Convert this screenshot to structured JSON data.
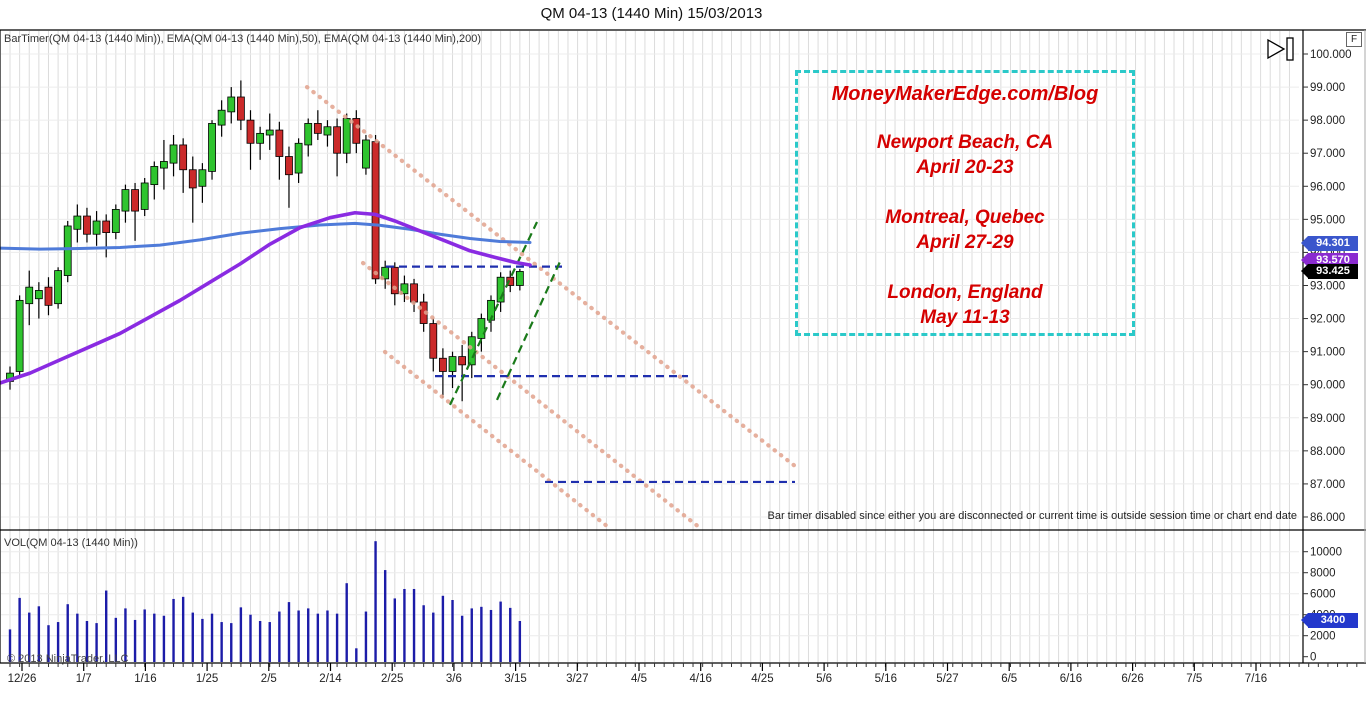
{
  "window": {
    "title": "QM 04-13 (1440 Min)  15/03/2013"
  },
  "price_pane": {
    "indicator_label": "BarTimer(QM 04-13 (1440 Min)), EMA(QM 04-13 (1440 Min),50), EMA(QM 04-13 (1440 Min),200)",
    "bar_timer_message": "Bar timer disabled since either you are disconnected or current time is outside session time or chart end date",
    "fix_scale_button": "F",
    "tags": {
      "ema50": "94.301",
      "ema200_partial": "93.570",
      "last_price": "93.425"
    },
    "tag_colors": {
      "ema50": "#3a56cc",
      "ema200": "#8a2bd0",
      "last_price": "#000000"
    }
  },
  "volume_pane": {
    "label": "VOL(QM 04-13 (1440 Min))",
    "last_volume_tag": "3400",
    "tag_color": "#2338cc"
  },
  "copyright": "© 2013 NinjaTrader, LLC",
  "annotation_box": {
    "title": "MoneyMakerEdge.com/Blog",
    "events": [
      {
        "location": "Newport Beach, CA",
        "dates": "April 20-23"
      },
      {
        "location": "Montreal, Quebec",
        "dates": "April 27-29"
      },
      {
        "location": "London, England",
        "dates": "May 11-13"
      }
    ],
    "border_color": "#2bc9c9",
    "text_color": "#d50000"
  },
  "chart_data": {
    "type": "candlestick",
    "instrument": "QM 04-13 (1440 Min)",
    "price_axis": {
      "min": 86,
      "max": 100,
      "step": 1,
      "labels": [
        "100.000",
        "99.000",
        "98.000",
        "97.000",
        "96.000",
        "95.000",
        "94.000",
        "93.000",
        "92.000",
        "91.000",
        "90.000",
        "89.000",
        "88.000",
        "87.000",
        "86.000"
      ]
    },
    "volume_axis": {
      "min": 0,
      "max": 10000,
      "step": 2000,
      "labels": [
        "10000",
        "8000",
        "6000",
        "4000",
        "2000",
        "0"
      ]
    },
    "time_axis": {
      "labels": [
        "12/26",
        "1/7",
        "1/16",
        "1/25",
        "2/5",
        "2/14",
        "2/25",
        "3/6",
        "3/15",
        "3/27",
        "4/5",
        "4/16",
        "4/25",
        "5/6",
        "5/16",
        "5/27",
        "6/5",
        "6/16",
        "6/26",
        "7/5",
        "7/16"
      ]
    },
    "candles_ohlc": [
      [
        90.1,
        90.55,
        89.85,
        90.35
      ],
      [
        90.4,
        92.7,
        90.2,
        92.55
      ],
      [
        92.45,
        93.45,
        91.8,
        92.95
      ],
      [
        92.6,
        93.1,
        92.0,
        92.85
      ],
      [
        92.95,
        93.25,
        92.1,
        92.4
      ],
      [
        92.45,
        93.55,
        92.3,
        93.45
      ],
      [
        93.3,
        94.95,
        93.1,
        94.8
      ],
      [
        94.7,
        95.45,
        94.3,
        95.1
      ],
      [
        95.1,
        95.35,
        94.3,
        94.55
      ],
      [
        94.55,
        95.25,
        94.2,
        94.95
      ],
      [
        94.95,
        95.15,
        93.85,
        94.6
      ],
      [
        94.6,
        95.45,
        94.4,
        95.3
      ],
      [
        95.25,
        96.05,
        94.9,
        95.9
      ],
      [
        95.9,
        96.1,
        94.35,
        95.25
      ],
      [
        95.3,
        96.25,
        95.1,
        96.1
      ],
      [
        96.05,
        96.75,
        95.6,
        96.6
      ],
      [
        96.55,
        97.4,
        95.9,
        96.75
      ],
      [
        96.7,
        97.55,
        96.3,
        97.25
      ],
      [
        97.25,
        97.45,
        95.8,
        96.5
      ],
      [
        96.5,
        96.9,
        94.9,
        95.95
      ],
      [
        96.0,
        96.7,
        95.5,
        96.5
      ],
      [
        96.45,
        98.0,
        96.2,
        97.9
      ],
      [
        97.85,
        98.6,
        97.5,
        98.3
      ],
      [
        98.25,
        99.0,
        97.9,
        98.7
      ],
      [
        98.7,
        99.2,
        97.7,
        98.0
      ],
      [
        98.0,
        98.3,
        96.5,
        97.3
      ],
      [
        97.3,
        97.8,
        96.8,
        97.6
      ],
      [
        97.55,
        98.2,
        97.1,
        97.7
      ],
      [
        97.7,
        97.95,
        96.2,
        96.9
      ],
      [
        96.9,
        97.2,
        95.35,
        96.35
      ],
      [
        96.4,
        97.45,
        96.1,
        97.3
      ],
      [
        97.25,
        98.05,
        96.9,
        97.9
      ],
      [
        97.9,
        98.3,
        97.4,
        97.6
      ],
      [
        97.55,
        98.0,
        97.2,
        97.8
      ],
      [
        97.8,
        98.05,
        96.3,
        97.0
      ],
      [
        97.0,
        98.2,
        96.7,
        98.05
      ],
      [
        98.05,
        98.3,
        97.0,
        97.3
      ],
      [
        96.55,
        97.55,
        96.35,
        97.4
      ],
      [
        97.35,
        97.55,
        93.05,
        93.2
      ],
      [
        93.2,
        93.75,
        92.9,
        93.55
      ],
      [
        93.55,
        93.7,
        92.4,
        92.75
      ],
      [
        92.75,
        93.3,
        92.5,
        93.05
      ],
      [
        93.05,
        93.2,
        92.2,
        92.5
      ],
      [
        92.5,
        92.75,
        91.6,
        91.85
      ],
      [
        91.85,
        92.0,
        90.4,
        90.8
      ],
      [
        90.8,
        91.1,
        89.6,
        90.4
      ],
      [
        90.4,
        91.0,
        89.9,
        90.85
      ],
      [
        90.85,
        91.2,
        89.5,
        90.6
      ],
      [
        90.6,
        91.6,
        90.2,
        91.45
      ],
      [
        91.4,
        92.15,
        91.0,
        92.0
      ],
      [
        91.95,
        92.7,
        91.6,
        92.55
      ],
      [
        92.5,
        93.4,
        92.2,
        93.25
      ],
      [
        93.25,
        93.45,
        92.8,
        93.0
      ],
      [
        93.0,
        93.5,
        92.85,
        93.425
      ]
    ],
    "volumes": [
      2600,
      5600,
      4200,
      4800,
      3000,
      3300,
      5000,
      4100,
      3400,
      3200,
      6300,
      3700,
      4600,
      3500,
      4500,
      4100,
      3900,
      5500,
      5700,
      4200,
      3600,
      4100,
      3300,
      3200,
      4700,
      4000,
      3400,
      3300,
      4300,
      5200,
      4400,
      4600,
      4100,
      4400,
      4100,
      7000,
      800,
      4300,
      11000,
      8250,
      5550,
      6450,
      6450,
      4900,
      4200,
      5800,
      5400,
      3900,
      4600,
      4750,
      4450,
      5250,
      4650,
      3400
    ],
    "ema50": {
      "color": "#4f7bd9",
      "points": [
        [
          0,
          94.13
        ],
        [
          40,
          94.1
        ],
        [
          80,
          94.12
        ],
        [
          120,
          94.15
        ],
        [
          160,
          94.22
        ],
        [
          200,
          94.38
        ],
        [
          240,
          94.58
        ],
        [
          280,
          94.72
        ],
        [
          320,
          94.83
        ],
        [
          355,
          94.88
        ],
        [
          380,
          94.82
        ],
        [
          410,
          94.7
        ],
        [
          440,
          94.55
        ],
        [
          470,
          94.42
        ],
        [
          500,
          94.33
        ],
        [
          530,
          94.3
        ]
      ]
    },
    "ema200": {
      "color": "#8a2be2",
      "points": [
        [
          0,
          90.05
        ],
        [
          30,
          90.35
        ],
        [
          60,
          90.75
        ],
        [
          90,
          91.15
        ],
        [
          120,
          91.55
        ],
        [
          150,
          92.05
        ],
        [
          180,
          92.55
        ],
        [
          210,
          93.1
        ],
        [
          240,
          93.65
        ],
        [
          270,
          94.25
        ],
        [
          300,
          94.75
        ],
        [
          330,
          95.05
        ],
        [
          355,
          95.2
        ],
        [
          375,
          95.15
        ],
        [
          395,
          94.95
        ],
        [
          420,
          94.65
        ],
        [
          445,
          94.35
        ],
        [
          470,
          94.05
        ],
        [
          495,
          93.85
        ],
        [
          515,
          93.7
        ],
        [
          530,
          93.62
        ]
      ]
    },
    "downtrend_dotted": {
      "color": "#e2a38e",
      "lines": [
        [
          307,
          99.0,
          795,
          87.54
        ],
        [
          363,
          93.68,
          700,
          85.67
        ],
        [
          385,
          90.99,
          608,
          85.7
        ]
      ]
    },
    "uptrend_dashed": {
      "color": "#1a7a1a",
      "lines": [
        [
          450,
          89.39,
          537,
          94.92
        ],
        [
          497,
          89.54,
          560,
          93.72
        ]
      ]
    },
    "support_dashed": {
      "color": "#1f2fae",
      "lines": [
        [
          386,
          93.57,
          562,
          93.57
        ],
        [
          435,
          90.26,
          688,
          90.26
        ],
        [
          545,
          87.06,
          795,
          87.06
        ]
      ]
    },
    "colors": {
      "up": "#2fc42f",
      "down": "#cb2a2a",
      "wick": "#000000",
      "volume": "#1c1ca8"
    }
  }
}
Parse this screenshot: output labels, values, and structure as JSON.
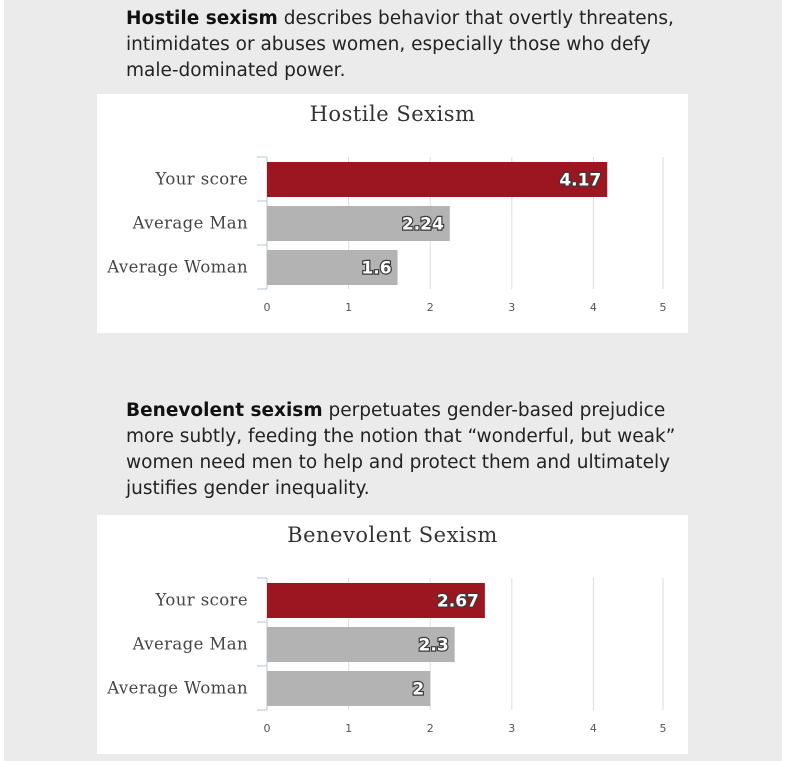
{
  "intro_hostile": {
    "term": "Hostile sexism",
    "text": " describes behavior that overtly threatens, intimidates or abuses women, especially those who defy male-dominated power."
  },
  "intro_benevolent": {
    "term": "Benevolent sexism",
    "text": " perpetuates gender-based prejudice more subtly, feeding the notion that “wonderful, but weak” women need men to help and protect them and ultimately justifies gender inequality."
  },
  "colors": {
    "your_score": "#9b1620",
    "average": "#b3b3b3",
    "panel_bg": "#ebebeb"
  },
  "chart_data": [
    {
      "type": "bar",
      "orientation": "horizontal",
      "title": "Hostile Sexism",
      "categories": [
        "Your score",
        "Average Man",
        "Average Woman"
      ],
      "values": [
        4.17,
        2.24,
        1.6
      ],
      "value_labels": [
        "4.17",
        "2.24",
        "1.6"
      ],
      "xlim": [
        0,
        5
      ],
      "ticks": [
        "0",
        "1",
        "2",
        "3",
        "4",
        "5"
      ],
      "grid": true,
      "legend": "none"
    },
    {
      "type": "bar",
      "orientation": "horizontal",
      "title": "Benevolent Sexism",
      "categories": [
        "Your score",
        "Average Man",
        "Average Woman"
      ],
      "values": [
        2.67,
        2.3,
        2
      ],
      "value_labels": [
        "2.67",
        "2.3",
        "2"
      ],
      "xlim": [
        0,
        5
      ],
      "ticks": [
        "0",
        "1",
        "2",
        "3",
        "4",
        "5"
      ],
      "grid": true,
      "legend": "none"
    }
  ]
}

• WRITTEN EXERCISE
Return a copy of every line that includes the word "term".

• TASK OUTPUT
    "term": "Hostile sexism",
    "term": "Benevolent sexism",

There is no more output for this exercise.